• [Problem to work on]: Your task is to output all the records below, word for word.

• [Supplied entries]:
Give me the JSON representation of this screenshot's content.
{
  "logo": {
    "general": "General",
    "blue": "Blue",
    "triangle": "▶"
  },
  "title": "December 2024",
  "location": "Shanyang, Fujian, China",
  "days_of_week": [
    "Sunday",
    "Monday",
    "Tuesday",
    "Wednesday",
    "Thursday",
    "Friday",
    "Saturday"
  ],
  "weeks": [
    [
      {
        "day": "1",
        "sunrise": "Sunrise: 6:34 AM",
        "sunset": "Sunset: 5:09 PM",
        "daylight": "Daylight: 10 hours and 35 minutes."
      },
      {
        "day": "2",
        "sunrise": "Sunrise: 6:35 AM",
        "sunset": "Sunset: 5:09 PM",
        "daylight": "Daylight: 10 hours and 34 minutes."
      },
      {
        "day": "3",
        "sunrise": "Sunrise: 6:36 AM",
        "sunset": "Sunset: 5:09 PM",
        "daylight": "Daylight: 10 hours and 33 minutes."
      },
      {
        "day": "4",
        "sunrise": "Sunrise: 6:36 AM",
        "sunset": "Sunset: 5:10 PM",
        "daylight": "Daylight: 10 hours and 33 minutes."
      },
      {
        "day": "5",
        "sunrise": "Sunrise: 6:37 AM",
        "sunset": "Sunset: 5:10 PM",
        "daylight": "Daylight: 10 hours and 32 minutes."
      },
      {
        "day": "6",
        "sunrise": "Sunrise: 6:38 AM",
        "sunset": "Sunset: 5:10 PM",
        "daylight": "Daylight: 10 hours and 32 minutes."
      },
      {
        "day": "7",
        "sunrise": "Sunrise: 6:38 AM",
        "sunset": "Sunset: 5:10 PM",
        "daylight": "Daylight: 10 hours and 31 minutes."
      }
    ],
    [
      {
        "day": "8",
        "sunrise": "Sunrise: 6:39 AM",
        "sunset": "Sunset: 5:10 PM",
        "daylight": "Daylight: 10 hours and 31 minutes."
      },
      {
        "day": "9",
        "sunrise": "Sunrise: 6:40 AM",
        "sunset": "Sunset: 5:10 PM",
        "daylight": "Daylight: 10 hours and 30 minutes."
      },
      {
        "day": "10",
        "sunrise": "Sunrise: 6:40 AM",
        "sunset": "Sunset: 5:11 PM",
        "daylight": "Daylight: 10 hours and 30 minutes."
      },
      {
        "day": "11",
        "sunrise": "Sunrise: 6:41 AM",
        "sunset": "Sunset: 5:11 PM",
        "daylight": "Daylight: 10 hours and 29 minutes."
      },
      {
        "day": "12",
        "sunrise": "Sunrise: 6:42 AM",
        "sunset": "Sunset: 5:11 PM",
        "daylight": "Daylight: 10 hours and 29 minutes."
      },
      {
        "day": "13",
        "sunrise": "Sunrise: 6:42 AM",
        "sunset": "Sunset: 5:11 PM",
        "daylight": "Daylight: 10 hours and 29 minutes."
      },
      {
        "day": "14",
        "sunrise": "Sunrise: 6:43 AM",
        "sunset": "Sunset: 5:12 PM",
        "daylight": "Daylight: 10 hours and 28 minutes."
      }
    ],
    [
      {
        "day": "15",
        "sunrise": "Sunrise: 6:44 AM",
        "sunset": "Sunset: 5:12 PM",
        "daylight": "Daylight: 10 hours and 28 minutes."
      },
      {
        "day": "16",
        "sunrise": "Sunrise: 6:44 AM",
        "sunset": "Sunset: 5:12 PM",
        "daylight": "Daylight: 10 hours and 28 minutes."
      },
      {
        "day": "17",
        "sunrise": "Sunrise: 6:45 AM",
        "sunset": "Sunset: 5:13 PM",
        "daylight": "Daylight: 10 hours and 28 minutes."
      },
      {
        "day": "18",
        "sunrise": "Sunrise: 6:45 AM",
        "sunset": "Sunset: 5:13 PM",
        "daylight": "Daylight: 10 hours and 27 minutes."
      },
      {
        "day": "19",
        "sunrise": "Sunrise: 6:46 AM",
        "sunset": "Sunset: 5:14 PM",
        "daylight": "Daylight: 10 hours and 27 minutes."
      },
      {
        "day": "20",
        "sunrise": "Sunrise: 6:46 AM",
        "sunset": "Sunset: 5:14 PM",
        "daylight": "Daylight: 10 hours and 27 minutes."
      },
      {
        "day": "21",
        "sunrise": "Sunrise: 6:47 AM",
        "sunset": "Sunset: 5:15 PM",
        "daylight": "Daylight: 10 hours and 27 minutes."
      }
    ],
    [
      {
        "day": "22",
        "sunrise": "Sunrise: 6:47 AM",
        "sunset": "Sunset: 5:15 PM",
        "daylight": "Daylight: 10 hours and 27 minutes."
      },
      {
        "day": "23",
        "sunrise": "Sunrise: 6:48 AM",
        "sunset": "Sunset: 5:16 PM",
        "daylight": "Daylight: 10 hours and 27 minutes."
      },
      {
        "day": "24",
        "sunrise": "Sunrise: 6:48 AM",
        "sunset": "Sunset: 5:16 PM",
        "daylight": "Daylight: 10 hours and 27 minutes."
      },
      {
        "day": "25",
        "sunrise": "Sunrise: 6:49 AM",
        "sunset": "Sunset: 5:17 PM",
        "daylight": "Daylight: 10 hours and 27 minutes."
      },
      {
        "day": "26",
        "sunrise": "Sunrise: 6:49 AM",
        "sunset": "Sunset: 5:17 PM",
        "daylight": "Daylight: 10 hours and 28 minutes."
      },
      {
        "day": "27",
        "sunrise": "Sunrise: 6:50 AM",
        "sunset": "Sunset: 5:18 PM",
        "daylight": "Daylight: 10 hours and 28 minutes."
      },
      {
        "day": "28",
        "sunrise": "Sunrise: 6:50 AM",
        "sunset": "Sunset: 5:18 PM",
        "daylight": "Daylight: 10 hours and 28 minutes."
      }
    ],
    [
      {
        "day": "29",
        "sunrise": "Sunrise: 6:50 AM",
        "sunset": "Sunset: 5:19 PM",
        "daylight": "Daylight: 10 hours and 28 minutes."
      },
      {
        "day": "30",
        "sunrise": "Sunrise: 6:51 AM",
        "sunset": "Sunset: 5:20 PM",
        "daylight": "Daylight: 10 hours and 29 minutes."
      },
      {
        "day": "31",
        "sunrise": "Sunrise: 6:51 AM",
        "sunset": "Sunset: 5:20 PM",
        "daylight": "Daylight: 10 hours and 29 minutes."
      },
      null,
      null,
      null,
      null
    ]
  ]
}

• [Completed task]:
Give me the JSON representation of this screenshot's content.
{
  "logo": {
    "general": "General",
    "blue": "Blue",
    "triangle": "▶"
  },
  "title": "December 2024",
  "location": "Shanyang, Fujian, China",
  "days_of_week": [
    "Sunday",
    "Monday",
    "Tuesday",
    "Wednesday",
    "Thursday",
    "Friday",
    "Saturday"
  ],
  "weeks": [
    [
      {
        "day": "1",
        "sunrise": "Sunrise: 6:34 AM",
        "sunset": "Sunset: 5:09 PM",
        "daylight": "Daylight: 10 hours and 35 minutes."
      },
      {
        "day": "2",
        "sunrise": "Sunrise: 6:35 AM",
        "sunset": "Sunset: 5:09 PM",
        "daylight": "Daylight: 10 hours and 34 minutes."
      },
      {
        "day": "3",
        "sunrise": "Sunrise: 6:36 AM",
        "sunset": "Sunset: 5:09 PM",
        "daylight": "Daylight: 10 hours and 33 minutes."
      },
      {
        "day": "4",
        "sunrise": "Sunrise: 6:36 AM",
        "sunset": "Sunset: 5:10 PM",
        "daylight": "Daylight: 10 hours and 33 minutes."
      },
      {
        "day": "5",
        "sunrise": "Sunrise: 6:37 AM",
        "sunset": "Sunset: 5:10 PM",
        "daylight": "Daylight: 10 hours and 32 minutes."
      },
      {
        "day": "6",
        "sunrise": "Sunrise: 6:38 AM",
        "sunset": "Sunset: 5:10 PM",
        "daylight": "Daylight: 10 hours and 32 minutes."
      },
      {
        "day": "7",
        "sunrise": "Sunrise: 6:38 AM",
        "sunset": "Sunset: 5:10 PM",
        "daylight": "Daylight: 10 hours and 31 minutes."
      }
    ],
    [
      {
        "day": "8",
        "sunrise": "Sunrise: 6:39 AM",
        "sunset": "Sunset: 5:10 PM",
        "daylight": "Daylight: 10 hours and 31 minutes."
      },
      {
        "day": "9",
        "sunrise": "Sunrise: 6:40 AM",
        "sunset": "Sunset: 5:10 PM",
        "daylight": "Daylight: 10 hours and 30 minutes."
      },
      {
        "day": "10",
        "sunrise": "Sunrise: 6:40 AM",
        "sunset": "Sunset: 5:11 PM",
        "daylight": "Daylight: 10 hours and 30 minutes."
      },
      {
        "day": "11",
        "sunrise": "Sunrise: 6:41 AM",
        "sunset": "Sunset: 5:11 PM",
        "daylight": "Daylight: 10 hours and 29 minutes."
      },
      {
        "day": "12",
        "sunrise": "Sunrise: 6:42 AM",
        "sunset": "Sunset: 5:11 PM",
        "daylight": "Daylight: 10 hours and 29 minutes."
      },
      {
        "day": "13",
        "sunrise": "Sunrise: 6:42 AM",
        "sunset": "Sunset: 5:11 PM",
        "daylight": "Daylight: 10 hours and 29 minutes."
      },
      {
        "day": "14",
        "sunrise": "Sunrise: 6:43 AM",
        "sunset": "Sunset: 5:12 PM",
        "daylight": "Daylight: 10 hours and 28 minutes."
      }
    ],
    [
      {
        "day": "15",
        "sunrise": "Sunrise: 6:44 AM",
        "sunset": "Sunset: 5:12 PM",
        "daylight": "Daylight: 10 hours and 28 minutes."
      },
      {
        "day": "16",
        "sunrise": "Sunrise: 6:44 AM",
        "sunset": "Sunset: 5:12 PM",
        "daylight": "Daylight: 10 hours and 28 minutes."
      },
      {
        "day": "17",
        "sunrise": "Sunrise: 6:45 AM",
        "sunset": "Sunset: 5:13 PM",
        "daylight": "Daylight: 10 hours and 28 minutes."
      },
      {
        "day": "18",
        "sunrise": "Sunrise: 6:45 AM",
        "sunset": "Sunset: 5:13 PM",
        "daylight": "Daylight: 10 hours and 27 minutes."
      },
      {
        "day": "19",
        "sunrise": "Sunrise: 6:46 AM",
        "sunset": "Sunset: 5:14 PM",
        "daylight": "Daylight: 10 hours and 27 minutes."
      },
      {
        "day": "20",
        "sunrise": "Sunrise: 6:46 AM",
        "sunset": "Sunset: 5:14 PM",
        "daylight": "Daylight: 10 hours and 27 minutes."
      },
      {
        "day": "21",
        "sunrise": "Sunrise: 6:47 AM",
        "sunset": "Sunset: 5:15 PM",
        "daylight": "Daylight: 10 hours and 27 minutes."
      }
    ],
    [
      {
        "day": "22",
        "sunrise": "Sunrise: 6:47 AM",
        "sunset": "Sunset: 5:15 PM",
        "daylight": "Daylight: 10 hours and 27 minutes."
      },
      {
        "day": "23",
        "sunrise": "Sunrise: 6:48 AM",
        "sunset": "Sunset: 5:16 PM",
        "daylight": "Daylight: 10 hours and 27 minutes."
      },
      {
        "day": "24",
        "sunrise": "Sunrise: 6:48 AM",
        "sunset": "Sunset: 5:16 PM",
        "daylight": "Daylight: 10 hours and 27 minutes."
      },
      {
        "day": "25",
        "sunrise": "Sunrise: 6:49 AM",
        "sunset": "Sunset: 5:17 PM",
        "daylight": "Daylight: 10 hours and 27 minutes."
      },
      {
        "day": "26",
        "sunrise": "Sunrise: 6:49 AM",
        "sunset": "Sunset: 5:17 PM",
        "daylight": "Daylight: 10 hours and 28 minutes."
      },
      {
        "day": "27",
        "sunrise": "Sunrise: 6:50 AM",
        "sunset": "Sunset: 5:18 PM",
        "daylight": "Daylight: 10 hours and 28 minutes."
      },
      {
        "day": "28",
        "sunrise": "Sunrise: 6:50 AM",
        "sunset": "Sunset: 5:18 PM",
        "daylight": "Daylight: 10 hours and 28 minutes."
      }
    ],
    [
      {
        "day": "29",
        "sunrise": "Sunrise: 6:50 AM",
        "sunset": "Sunset: 5:19 PM",
        "daylight": "Daylight: 10 hours and 28 minutes."
      },
      {
        "day": "30",
        "sunrise": "Sunrise: 6:51 AM",
        "sunset": "Sunset: 5:20 PM",
        "daylight": "Daylight: 10 hours and 29 minutes."
      },
      {
        "day": "31",
        "sunrise": "Sunrise: 6:51 AM",
        "sunset": "Sunset: 5:20 PM",
        "daylight": "Daylight: 10 hours and 29 minutes."
      },
      null,
      null,
      null,
      null
    ]
  ]
}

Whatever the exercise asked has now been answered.